- **Exercise objective**:
For the listing underneath, give the count of lines containing the string "value" and nothing further.

- **Records for processing**:
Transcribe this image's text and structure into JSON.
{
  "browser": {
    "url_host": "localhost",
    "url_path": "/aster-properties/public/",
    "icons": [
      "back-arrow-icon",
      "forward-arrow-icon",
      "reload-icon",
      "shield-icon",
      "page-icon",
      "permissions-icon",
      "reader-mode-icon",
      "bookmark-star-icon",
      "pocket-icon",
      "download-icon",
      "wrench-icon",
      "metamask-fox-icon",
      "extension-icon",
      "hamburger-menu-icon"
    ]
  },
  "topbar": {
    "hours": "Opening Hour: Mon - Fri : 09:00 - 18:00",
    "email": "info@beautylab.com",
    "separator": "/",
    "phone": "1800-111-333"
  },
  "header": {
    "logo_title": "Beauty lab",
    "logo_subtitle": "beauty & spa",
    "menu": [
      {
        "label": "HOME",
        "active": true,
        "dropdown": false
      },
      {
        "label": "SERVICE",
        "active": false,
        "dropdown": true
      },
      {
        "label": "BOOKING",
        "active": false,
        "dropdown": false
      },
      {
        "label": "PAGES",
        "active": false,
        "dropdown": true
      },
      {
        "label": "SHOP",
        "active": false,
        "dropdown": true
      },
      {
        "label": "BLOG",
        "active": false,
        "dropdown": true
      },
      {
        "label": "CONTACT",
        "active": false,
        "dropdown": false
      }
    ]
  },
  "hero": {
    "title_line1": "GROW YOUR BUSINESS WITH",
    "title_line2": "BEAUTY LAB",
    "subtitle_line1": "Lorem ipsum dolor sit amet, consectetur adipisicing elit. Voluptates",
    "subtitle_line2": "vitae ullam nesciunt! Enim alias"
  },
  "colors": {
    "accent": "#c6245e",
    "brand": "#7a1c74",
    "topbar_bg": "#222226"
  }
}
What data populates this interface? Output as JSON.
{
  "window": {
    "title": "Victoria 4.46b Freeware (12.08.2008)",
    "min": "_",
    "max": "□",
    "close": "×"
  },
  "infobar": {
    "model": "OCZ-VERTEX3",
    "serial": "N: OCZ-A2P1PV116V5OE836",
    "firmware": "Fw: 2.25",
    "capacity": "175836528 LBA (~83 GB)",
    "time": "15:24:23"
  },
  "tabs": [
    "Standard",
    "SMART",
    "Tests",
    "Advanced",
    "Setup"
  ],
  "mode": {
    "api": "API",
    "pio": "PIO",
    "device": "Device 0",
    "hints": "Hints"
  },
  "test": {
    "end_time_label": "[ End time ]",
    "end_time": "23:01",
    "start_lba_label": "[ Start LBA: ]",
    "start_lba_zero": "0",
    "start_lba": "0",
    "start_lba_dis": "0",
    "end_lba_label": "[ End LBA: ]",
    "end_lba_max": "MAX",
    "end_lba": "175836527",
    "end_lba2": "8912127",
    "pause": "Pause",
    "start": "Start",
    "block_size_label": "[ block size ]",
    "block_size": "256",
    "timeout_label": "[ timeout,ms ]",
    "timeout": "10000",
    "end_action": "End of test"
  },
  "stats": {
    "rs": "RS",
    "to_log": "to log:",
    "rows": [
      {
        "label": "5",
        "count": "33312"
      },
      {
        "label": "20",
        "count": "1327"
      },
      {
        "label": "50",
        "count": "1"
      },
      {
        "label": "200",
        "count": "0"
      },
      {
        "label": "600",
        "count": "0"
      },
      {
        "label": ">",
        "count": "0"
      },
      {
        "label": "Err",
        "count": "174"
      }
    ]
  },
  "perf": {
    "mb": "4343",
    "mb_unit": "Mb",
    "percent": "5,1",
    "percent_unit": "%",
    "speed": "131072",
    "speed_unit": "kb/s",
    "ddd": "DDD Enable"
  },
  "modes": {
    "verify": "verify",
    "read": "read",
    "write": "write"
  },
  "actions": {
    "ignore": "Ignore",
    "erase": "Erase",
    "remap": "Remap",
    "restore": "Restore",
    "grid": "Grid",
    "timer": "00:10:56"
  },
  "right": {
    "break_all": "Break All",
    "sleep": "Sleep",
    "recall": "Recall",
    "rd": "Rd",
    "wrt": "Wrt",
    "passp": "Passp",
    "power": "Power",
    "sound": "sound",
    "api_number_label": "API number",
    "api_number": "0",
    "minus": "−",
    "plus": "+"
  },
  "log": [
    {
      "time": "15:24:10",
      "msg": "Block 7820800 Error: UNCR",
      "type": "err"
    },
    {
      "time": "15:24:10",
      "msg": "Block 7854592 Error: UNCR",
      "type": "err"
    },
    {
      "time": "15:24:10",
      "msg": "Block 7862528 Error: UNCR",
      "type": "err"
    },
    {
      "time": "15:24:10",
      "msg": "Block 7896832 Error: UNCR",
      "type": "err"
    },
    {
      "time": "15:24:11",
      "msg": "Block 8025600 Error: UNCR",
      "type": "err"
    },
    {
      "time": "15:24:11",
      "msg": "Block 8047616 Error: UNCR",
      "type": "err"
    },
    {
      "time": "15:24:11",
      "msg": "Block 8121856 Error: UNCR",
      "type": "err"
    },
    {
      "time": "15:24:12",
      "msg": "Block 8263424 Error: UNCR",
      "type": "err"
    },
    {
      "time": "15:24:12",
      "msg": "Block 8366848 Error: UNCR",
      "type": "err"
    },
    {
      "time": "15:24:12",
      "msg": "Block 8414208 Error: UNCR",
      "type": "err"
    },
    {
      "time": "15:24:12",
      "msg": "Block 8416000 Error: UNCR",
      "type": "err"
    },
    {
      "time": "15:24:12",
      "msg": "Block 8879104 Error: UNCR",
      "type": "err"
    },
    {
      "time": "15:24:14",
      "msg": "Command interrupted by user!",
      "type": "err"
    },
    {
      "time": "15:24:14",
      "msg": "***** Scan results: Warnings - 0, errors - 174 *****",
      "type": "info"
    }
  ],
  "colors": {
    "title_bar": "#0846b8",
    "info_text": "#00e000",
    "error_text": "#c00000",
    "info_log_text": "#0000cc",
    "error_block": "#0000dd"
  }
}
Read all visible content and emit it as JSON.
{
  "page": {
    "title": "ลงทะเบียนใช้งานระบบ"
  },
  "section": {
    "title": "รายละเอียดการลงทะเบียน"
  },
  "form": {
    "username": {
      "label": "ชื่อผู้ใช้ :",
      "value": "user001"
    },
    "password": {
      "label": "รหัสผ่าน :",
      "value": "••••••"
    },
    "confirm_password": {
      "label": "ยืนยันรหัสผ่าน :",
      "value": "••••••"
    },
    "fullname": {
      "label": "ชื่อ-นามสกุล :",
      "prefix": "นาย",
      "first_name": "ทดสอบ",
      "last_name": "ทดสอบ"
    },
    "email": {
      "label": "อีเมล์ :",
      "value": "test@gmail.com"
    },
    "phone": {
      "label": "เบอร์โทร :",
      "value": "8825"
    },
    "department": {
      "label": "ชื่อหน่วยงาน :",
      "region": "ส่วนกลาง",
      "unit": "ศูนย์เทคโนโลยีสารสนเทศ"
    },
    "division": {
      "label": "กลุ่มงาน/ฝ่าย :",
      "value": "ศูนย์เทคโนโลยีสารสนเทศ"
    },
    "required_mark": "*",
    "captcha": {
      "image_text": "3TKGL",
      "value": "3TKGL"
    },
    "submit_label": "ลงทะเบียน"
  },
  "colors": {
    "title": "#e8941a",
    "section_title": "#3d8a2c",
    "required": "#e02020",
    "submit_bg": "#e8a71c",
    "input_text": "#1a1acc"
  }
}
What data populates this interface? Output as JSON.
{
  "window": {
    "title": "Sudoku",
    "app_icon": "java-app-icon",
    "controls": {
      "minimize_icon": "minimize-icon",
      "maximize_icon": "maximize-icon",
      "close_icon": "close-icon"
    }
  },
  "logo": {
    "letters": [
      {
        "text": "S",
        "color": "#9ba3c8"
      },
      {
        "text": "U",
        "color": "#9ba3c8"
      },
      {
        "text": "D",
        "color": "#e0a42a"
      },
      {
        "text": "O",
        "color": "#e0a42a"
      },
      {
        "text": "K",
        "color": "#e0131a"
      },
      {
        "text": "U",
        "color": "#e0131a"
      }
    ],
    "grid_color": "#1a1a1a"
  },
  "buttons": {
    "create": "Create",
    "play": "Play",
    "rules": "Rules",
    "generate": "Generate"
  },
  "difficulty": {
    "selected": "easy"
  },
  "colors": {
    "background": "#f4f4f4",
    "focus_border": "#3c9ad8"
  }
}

- **Reply**:
7